+++ Record extracts +++

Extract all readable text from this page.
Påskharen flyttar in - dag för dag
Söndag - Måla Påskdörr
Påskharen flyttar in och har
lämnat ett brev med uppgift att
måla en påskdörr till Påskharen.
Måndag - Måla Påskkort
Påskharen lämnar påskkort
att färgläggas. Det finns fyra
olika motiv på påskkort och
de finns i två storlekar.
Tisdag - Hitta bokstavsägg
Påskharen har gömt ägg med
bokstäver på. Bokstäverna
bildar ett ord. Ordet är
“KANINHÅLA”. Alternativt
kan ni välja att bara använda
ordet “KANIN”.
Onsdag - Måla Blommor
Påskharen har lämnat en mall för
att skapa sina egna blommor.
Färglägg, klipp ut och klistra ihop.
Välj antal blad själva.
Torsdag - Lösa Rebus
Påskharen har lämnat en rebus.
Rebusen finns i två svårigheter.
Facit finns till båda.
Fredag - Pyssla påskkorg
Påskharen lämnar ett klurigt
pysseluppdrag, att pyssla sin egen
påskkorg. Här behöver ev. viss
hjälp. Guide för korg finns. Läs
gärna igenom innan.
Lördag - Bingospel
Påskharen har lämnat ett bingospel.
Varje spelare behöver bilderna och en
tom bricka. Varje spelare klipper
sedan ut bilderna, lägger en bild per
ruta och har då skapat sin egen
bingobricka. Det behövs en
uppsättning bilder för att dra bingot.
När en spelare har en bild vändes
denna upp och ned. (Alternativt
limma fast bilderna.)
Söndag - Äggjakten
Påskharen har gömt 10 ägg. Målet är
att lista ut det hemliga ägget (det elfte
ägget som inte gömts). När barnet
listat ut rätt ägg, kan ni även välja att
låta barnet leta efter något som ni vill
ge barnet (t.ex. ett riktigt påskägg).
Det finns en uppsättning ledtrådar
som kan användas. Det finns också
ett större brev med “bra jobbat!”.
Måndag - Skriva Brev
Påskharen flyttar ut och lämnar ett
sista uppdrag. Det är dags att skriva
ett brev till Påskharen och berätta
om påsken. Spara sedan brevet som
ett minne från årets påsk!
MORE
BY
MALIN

+++

▶ _Problem to work on_
Retype all the material exactly, missing nothing.

▶ _Output for this exercise_
Extract all readable text from this page.
Påskharen flyttar in - dag för dag
Söndag - Måla Påskdörr
Påskharen flyttar in och har
lämnat ett brev med uppgift att
måla en påskdörr till Påskharen.
Måndag - Måla Påskkort
Påskharen lämnar påskkort
att färgläggas. Det finns fyra
olika motiv på påskkort och
de finns i två storlekar.
Tisdag - Hitta bokstavsägg
Påskharen har gömt ägg med
bokstäver på. Bokstäverna
bildar ett ord. Ordet är
“KANINHÅLA”. Alternativt
kan ni välja att bara använda
ordet “KANIN”.
Onsdag - Måla Blommor
Påskharen har lämnat en mall för
att skapa sina egna blommor.
Färglägg, klipp ut och klistra ihop.
Välj antal blad själva.
Torsdag - Lösa Rebus
Påskharen har lämnat en rebus.
Rebusen finns i två svårigheter.
Facit finns till båda.
Fredag - Pyssla påskkorg
Påskharen lämnar ett klurigt
pysseluppdrag, att pyssla sin egen
påskkorg. Här behöver ev. viss
hjälp. Guide för korg finns. Läs
gärna igenom innan.
Lördag - Bingospel
Påskharen har lämnat ett bingospel.
Varje spelare behöver bilderna och en
tom bricka. Varje spelare klipper
sedan ut bilderna, lägger en bild per
ruta och har då skapat sin egen
bingobricka. Det behövs en
uppsättning bilder för att dra bingot.
När en spelare har en bild vändes
denna upp och ned. (Alternativt
limma fast bilderna.)
Söndag - Äggjakten
Påskharen har gömt 10 ägg. Målet är
att lista ut det hemliga ägget (det elfte
ägget som inte gömts). När barnet
listat ut rätt ägg, kan ni även välja att
låta barnet leta efter något som ni vill
ge barnet (t.ex. ett riktigt påskägg).
Det finns en uppsättning ledtrådar
som kan användas. Det finns också
ett större brev med “bra jobbat!”.
Måndag - Skriva Brev
Påskharen flyttar ut och lämnar ett
sista uppdrag. Det är dags att skriva
ett brev till Påskharen och berätta
om påsken. Spara sedan brevet som
ett minne från årets påsk!
MORE
BY
MALIN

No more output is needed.